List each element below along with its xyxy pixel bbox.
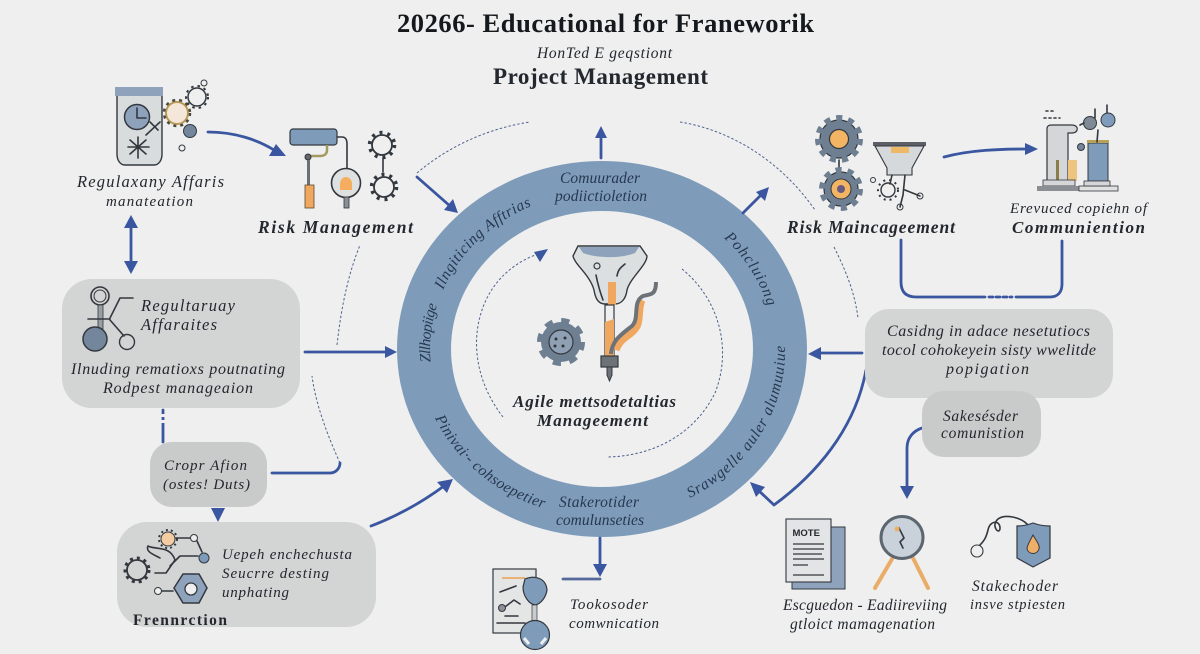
central icon: gear xyxy=(540,321,582,363)
label: escgueden: Escguedon - Eadiireviing xyxy=(782,597,947,614)
panel: stakeholder pill xyxy=(922,391,1041,457)
arrow: icon to communication xyxy=(944,143,1038,157)
arrow: into bottom panel xyxy=(211,508,225,522)
arrow: lower left into ring xyxy=(371,479,453,526)
connector: left panel down xyxy=(162,410,164,442)
icon: magnifier xyxy=(875,516,928,588)
label: escgueden xyxy=(782,597,947,633)
label: tooko communication: Tookosoder xyxy=(570,597,648,613)
label: risk management right: Risk Maincageement xyxy=(786,217,956,237)
icon: network xyxy=(125,530,209,603)
connector: crop panel to dash xyxy=(272,463,340,473)
label: stakeholder xyxy=(970,578,1065,613)
ring label: bottom second line: comulunseties xyxy=(556,512,644,529)
icon: machine xyxy=(1037,105,1118,191)
ring label: lower left: Pinivai·- cohsoepetier xyxy=(434,414,546,507)
panel: crop action: Cropr Afion xyxy=(164,458,247,474)
inner dashed circle arrows xyxy=(477,249,723,457)
arrow: double vertical xyxy=(124,215,138,274)
arrow: icon to risk management xyxy=(208,132,286,156)
dashed orbit lines xyxy=(312,122,858,463)
panel: crop action xyxy=(150,442,267,507)
label: regulatory affairs xyxy=(76,172,224,210)
icon: note document: MOTE xyxy=(792,528,820,539)
panel: casting: tocol cohokeyein sisty wwelitde xyxy=(882,342,1096,359)
arrow: lower right into ring xyxy=(750,370,866,505)
icon: shield xyxy=(971,517,1050,567)
ring label: left: Zllhopiige xyxy=(419,303,438,362)
title: HonTed E geqstiont xyxy=(536,45,673,62)
panel: regulatory affairs: Affaraites xyxy=(140,315,217,334)
icon: jar with gears xyxy=(115,80,208,165)
arrow: into ring from left panel xyxy=(305,346,397,358)
center label xyxy=(512,392,676,430)
ring label: upper right: Pohcluiong xyxy=(724,232,774,305)
central icon: tool xyxy=(573,246,656,381)
panel: crop action: (ostes! Duts) xyxy=(163,477,250,493)
arrow: into ring from right panel xyxy=(808,347,862,360)
panel: casting xyxy=(865,309,1113,398)
center label: Agile mettsodetaltias xyxy=(512,392,676,411)
panel heading: Regultaruay xyxy=(140,296,236,315)
panel heading: Frennrction xyxy=(133,612,227,629)
title: 20266- Educational for Franeworik xyxy=(397,8,814,38)
panel: regulatory affairs xyxy=(62,279,300,408)
title: Project Management xyxy=(493,64,708,89)
panel: regulatory affairs: Rodpest manageaion xyxy=(102,380,253,397)
panel: casting: Casidng in adace nesetutiocs xyxy=(887,323,1090,340)
panel: framework xyxy=(117,522,376,629)
ring label: top: Comuurader xyxy=(560,170,641,187)
panel: casting: popigation xyxy=(945,361,1029,378)
panel: framework: unphating xyxy=(222,585,290,601)
arrow: top xyxy=(595,126,607,158)
label: regulatory affairs: manateation xyxy=(106,194,193,210)
label: communication: Communiention xyxy=(1012,218,1145,237)
label: escgueden: gtloict mamagenation xyxy=(790,616,935,633)
label: communication xyxy=(1009,201,1149,237)
icon: document with tool xyxy=(493,569,550,650)
panel body: Ilnuding rematioxs poutnating xyxy=(70,361,285,378)
panel: framework: Seucrre desting xyxy=(222,566,330,582)
arrow: ring to risk management right xyxy=(743,187,769,213)
icon: clock and connector xyxy=(83,287,134,351)
label: stakeholder: insve stpiesten xyxy=(970,597,1065,613)
label: tooko communication: comwnication xyxy=(569,616,659,632)
arrow: stakeholder pill down xyxy=(900,428,922,499)
icon: gears and funnel xyxy=(818,118,926,210)
panel body: Uepeh enchechusta xyxy=(222,547,352,563)
connector: risk to communication xyxy=(901,240,1062,297)
center label: Manageement xyxy=(536,411,649,430)
panel: stakeholder pill: Sakesésder xyxy=(943,408,1019,425)
ring label: upper left: Ilngiticing Afftrias xyxy=(434,200,530,290)
ring label: top second line: podiictioletion xyxy=(554,188,647,205)
arrow: bottom xyxy=(563,538,607,579)
label: communication: Erevuced copiehn of xyxy=(1009,201,1149,217)
panel: stakeholder pill: comunistion xyxy=(941,425,1024,442)
central ring xyxy=(397,161,807,537)
label: risk management left: Risk Management xyxy=(257,217,414,237)
label: regulatory affairs: Regulaxany Affaris xyxy=(76,172,224,191)
label: stakeholder: Stakechoder xyxy=(972,578,1059,595)
ring label: bottom: Stakerotider xyxy=(559,494,640,511)
icon: note document xyxy=(786,519,845,589)
label: tooko communication xyxy=(569,597,659,632)
title xyxy=(397,8,814,89)
icon: roller and bulb xyxy=(290,129,396,208)
arrow: from risk management left to ring xyxy=(417,177,458,213)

== == ==

**PROBLEM:** Pull out each line of the listing above that contains the string "title".

**EXERCISE RESULT:**
title: HonTed E geqstiont xyxy=(536,45,673,62)
title: 20266- Educational for Franeworik xyxy=(397,8,814,38)
title: Project Management xyxy=(493,64,708,89)
title xyxy=(397,8,814,89)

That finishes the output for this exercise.